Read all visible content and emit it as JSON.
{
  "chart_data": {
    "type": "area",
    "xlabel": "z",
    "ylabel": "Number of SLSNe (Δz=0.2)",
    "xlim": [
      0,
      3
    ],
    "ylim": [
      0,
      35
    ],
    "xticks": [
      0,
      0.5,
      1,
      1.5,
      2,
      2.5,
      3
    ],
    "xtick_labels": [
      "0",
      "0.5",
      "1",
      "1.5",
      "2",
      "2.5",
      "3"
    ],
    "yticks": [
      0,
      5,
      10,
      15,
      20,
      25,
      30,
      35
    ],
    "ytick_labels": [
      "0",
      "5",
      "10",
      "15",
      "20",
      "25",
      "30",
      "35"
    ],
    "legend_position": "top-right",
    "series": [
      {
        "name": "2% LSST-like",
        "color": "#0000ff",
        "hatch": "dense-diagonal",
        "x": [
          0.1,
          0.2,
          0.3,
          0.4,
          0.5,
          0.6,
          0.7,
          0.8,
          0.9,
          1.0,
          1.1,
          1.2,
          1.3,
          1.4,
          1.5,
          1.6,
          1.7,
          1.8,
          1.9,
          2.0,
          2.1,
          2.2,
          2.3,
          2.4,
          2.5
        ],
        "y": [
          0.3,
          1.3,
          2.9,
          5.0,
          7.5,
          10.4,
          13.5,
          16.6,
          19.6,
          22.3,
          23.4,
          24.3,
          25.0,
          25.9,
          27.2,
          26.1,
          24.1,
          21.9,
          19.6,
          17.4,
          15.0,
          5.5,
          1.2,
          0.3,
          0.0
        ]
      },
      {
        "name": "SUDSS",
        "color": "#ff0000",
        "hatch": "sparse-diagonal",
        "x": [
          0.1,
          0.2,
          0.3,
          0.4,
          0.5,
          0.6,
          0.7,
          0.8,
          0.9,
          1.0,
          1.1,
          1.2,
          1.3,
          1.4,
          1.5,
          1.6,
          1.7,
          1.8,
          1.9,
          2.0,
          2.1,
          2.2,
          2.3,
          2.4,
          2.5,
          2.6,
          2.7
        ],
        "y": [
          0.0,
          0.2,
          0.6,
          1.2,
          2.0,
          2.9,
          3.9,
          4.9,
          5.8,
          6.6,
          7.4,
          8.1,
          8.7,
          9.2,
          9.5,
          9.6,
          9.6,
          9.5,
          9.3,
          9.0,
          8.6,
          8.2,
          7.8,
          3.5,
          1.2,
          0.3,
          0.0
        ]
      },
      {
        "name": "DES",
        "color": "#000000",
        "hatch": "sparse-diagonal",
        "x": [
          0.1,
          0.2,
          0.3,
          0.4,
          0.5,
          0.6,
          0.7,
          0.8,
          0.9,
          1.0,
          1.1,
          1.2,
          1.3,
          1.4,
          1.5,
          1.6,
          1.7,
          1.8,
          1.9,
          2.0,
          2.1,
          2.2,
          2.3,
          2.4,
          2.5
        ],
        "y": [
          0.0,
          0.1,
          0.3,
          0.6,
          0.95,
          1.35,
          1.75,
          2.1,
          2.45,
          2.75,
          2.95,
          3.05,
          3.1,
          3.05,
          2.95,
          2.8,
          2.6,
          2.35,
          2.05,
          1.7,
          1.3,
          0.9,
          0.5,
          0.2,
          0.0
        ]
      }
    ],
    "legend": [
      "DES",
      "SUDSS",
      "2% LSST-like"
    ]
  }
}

• • • •

[EXERCISE AIM]:
The listing above must be transcribed exactly, line by line.

[SOLVED EXERCISE]:
Read all visible content and emit it as JSON.
{
  "chart_data": {
    "type": "area",
    "xlabel": "z",
    "ylabel": "Number of SLSNe (Δz=0.2)",
    "xlim": [
      0,
      3
    ],
    "ylim": [
      0,
      35
    ],
    "xticks": [
      0,
      0.5,
      1,
      1.5,
      2,
      2.5,
      3
    ],
    "xtick_labels": [
      "0",
      "0.5",
      "1",
      "1.5",
      "2",
      "2.5",
      "3"
    ],
    "yticks": [
      0,
      5,
      10,
      15,
      20,
      25,
      30,
      35
    ],
    "ytick_labels": [
      "0",
      "5",
      "10",
      "15",
      "20",
      "25",
      "30",
      "35"
    ],
    "legend_position": "top-right",
    "series": [
      {
        "name": "2% LSST-like",
        "color": "#0000ff",
        "hatch": "dense-diagonal",
        "x": [
          0.1,
          0.2,
          0.3,
          0.4,
          0.5,
          0.6,
          0.7,
          0.8,
          0.9,
          1.0,
          1.1,
          1.2,
          1.3,
          1.4,
          1.5,
          1.6,
          1.7,
          1.8,
          1.9,
          2.0,
          2.1,
          2.2,
          2.3,
          2.4,
          2.5
        ],
        "y": [
          0.3,
          1.3,
          2.9,
          5.0,
          7.5,
          10.4,
          13.5,
          16.6,
          19.6,
          22.3,
          23.4,
          24.3,
          25.0,
          25.9,
          27.2,
          26.1,
          24.1,
          21.9,
          19.6,
          17.4,
          15.0,
          5.5,
          1.2,
          0.3,
          0.0
        ]
      },
      {
        "name": "SUDSS",
        "color": "#ff0000",
        "hatch": "sparse-diagonal",
        "x": [
          0.1,
          0.2,
          0.3,
          0.4,
          0.5,
          0.6,
          0.7,
          0.8,
          0.9,
          1.0,
          1.1,
          1.2,
          1.3,
          1.4,
          1.5,
          1.6,
          1.7,
          1.8,
          1.9,
          2.0,
          2.1,
          2.2,
          2.3,
          2.4,
          2.5,
          2.6,
          2.7
        ],
        "y": [
          0.0,
          0.2,
          0.6,
          1.2,
          2.0,
          2.9,
          3.9,
          4.9,
          5.8,
          6.6,
          7.4,
          8.1,
          8.7,
          9.2,
          9.5,
          9.6,
          9.6,
          9.5,
          9.3,
          9.0,
          8.6,
          8.2,
          7.8,
          3.5,
          1.2,
          0.3,
          0.0
        ]
      },
      {
        "name": "DES",
        "color": "#000000",
        "hatch": "sparse-diagonal",
        "x": [
          0.1,
          0.2,
          0.3,
          0.4,
          0.5,
          0.6,
          0.7,
          0.8,
          0.9,
          1.0,
          1.1,
          1.2,
          1.3,
          1.4,
          1.5,
          1.6,
          1.7,
          1.8,
          1.9,
          2.0,
          2.1,
          2.2,
          2.3,
          2.4,
          2.5
        ],
        "y": [
          0.0,
          0.1,
          0.3,
          0.6,
          0.95,
          1.35,
          1.75,
          2.1,
          2.45,
          2.75,
          2.95,
          3.05,
          3.1,
          3.05,
          2.95,
          2.8,
          2.6,
          2.35,
          2.05,
          1.7,
          1.3,
          0.9,
          0.5,
          0.2,
          0.0
        ]
      }
    ],
    "legend": [
      "DES",
      "SUDSS",
      "2% LSST-like"
    ]
  }
}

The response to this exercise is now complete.